> [Exercise prompt]:
What follows is a listing; restate every line of it word for word.

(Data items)
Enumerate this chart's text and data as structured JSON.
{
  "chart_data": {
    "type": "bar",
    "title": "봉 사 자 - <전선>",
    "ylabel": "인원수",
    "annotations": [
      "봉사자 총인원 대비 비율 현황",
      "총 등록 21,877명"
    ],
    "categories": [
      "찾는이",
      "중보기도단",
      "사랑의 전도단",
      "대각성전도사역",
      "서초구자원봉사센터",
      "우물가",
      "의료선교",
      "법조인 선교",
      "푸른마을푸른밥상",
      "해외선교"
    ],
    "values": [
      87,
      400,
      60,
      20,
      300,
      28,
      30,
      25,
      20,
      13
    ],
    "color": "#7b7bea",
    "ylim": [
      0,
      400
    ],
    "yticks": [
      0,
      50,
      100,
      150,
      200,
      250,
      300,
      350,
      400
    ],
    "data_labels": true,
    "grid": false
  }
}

> [Solved exercise]:
Enumerate this chart's text and data as structured JSON.
{
  "chart_data": {
    "type": "bar",
    "title": "봉 사 자 - <전선>",
    "ylabel": "인원수",
    "annotations": [
      "봉사자 총인원 대비 비율 현황",
      "총 등록 21,877명"
    ],
    "categories": [
      "찾는이",
      "중보기도단",
      "사랑의 전도단",
      "대각성전도사역",
      "서초구자원봉사센터",
      "우물가",
      "의료선교",
      "법조인 선교",
      "푸른마을푸른밥상",
      "해외선교"
    ],
    "values": [
      87,
      400,
      60,
      20,
      300,
      28,
      30,
      25,
      20,
      13
    ],
    "color": "#7b7bea",
    "ylim": [
      0,
      400
    ],
    "yticks": [
      0,
      50,
      100,
      150,
      200,
      250,
      300,
      350,
      400
    ],
    "data_labels": true,
    "grid": false
  }
}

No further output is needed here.